START Provided data

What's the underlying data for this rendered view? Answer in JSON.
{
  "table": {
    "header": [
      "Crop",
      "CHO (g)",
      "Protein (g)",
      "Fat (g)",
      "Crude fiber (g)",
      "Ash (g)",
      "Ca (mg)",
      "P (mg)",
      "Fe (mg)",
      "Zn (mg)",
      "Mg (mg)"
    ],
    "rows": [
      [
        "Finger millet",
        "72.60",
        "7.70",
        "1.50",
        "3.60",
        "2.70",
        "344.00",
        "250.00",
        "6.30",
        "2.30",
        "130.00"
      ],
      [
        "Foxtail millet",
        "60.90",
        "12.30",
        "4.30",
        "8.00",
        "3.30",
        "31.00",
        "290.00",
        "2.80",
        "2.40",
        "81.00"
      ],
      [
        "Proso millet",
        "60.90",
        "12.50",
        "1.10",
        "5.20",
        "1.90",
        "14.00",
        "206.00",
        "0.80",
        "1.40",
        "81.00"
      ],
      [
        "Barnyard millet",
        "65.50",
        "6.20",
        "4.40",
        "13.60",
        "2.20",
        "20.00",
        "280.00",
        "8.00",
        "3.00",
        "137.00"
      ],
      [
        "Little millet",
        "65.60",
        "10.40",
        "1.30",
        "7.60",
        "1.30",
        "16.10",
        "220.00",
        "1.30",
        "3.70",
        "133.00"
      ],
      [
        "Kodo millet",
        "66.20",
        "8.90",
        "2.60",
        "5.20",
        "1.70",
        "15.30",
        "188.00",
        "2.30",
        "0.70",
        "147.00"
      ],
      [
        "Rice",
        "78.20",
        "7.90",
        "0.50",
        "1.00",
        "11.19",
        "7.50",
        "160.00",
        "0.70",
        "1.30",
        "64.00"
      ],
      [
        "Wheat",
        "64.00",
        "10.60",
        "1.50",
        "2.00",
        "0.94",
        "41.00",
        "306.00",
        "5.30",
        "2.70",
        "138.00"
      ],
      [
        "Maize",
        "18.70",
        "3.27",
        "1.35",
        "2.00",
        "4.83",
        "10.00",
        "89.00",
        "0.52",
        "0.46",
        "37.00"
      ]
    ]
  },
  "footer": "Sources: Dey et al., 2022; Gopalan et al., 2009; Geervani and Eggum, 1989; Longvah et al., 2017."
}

END Provided data

◆ Exercise prompt
Return each line of the data that contains the string "millet".

◆ Answer section
        "Finger millet",
        "Foxtail millet",
        "Proso millet",
        "Barnyard millet",
        "Little millet",
        "Kodo millet",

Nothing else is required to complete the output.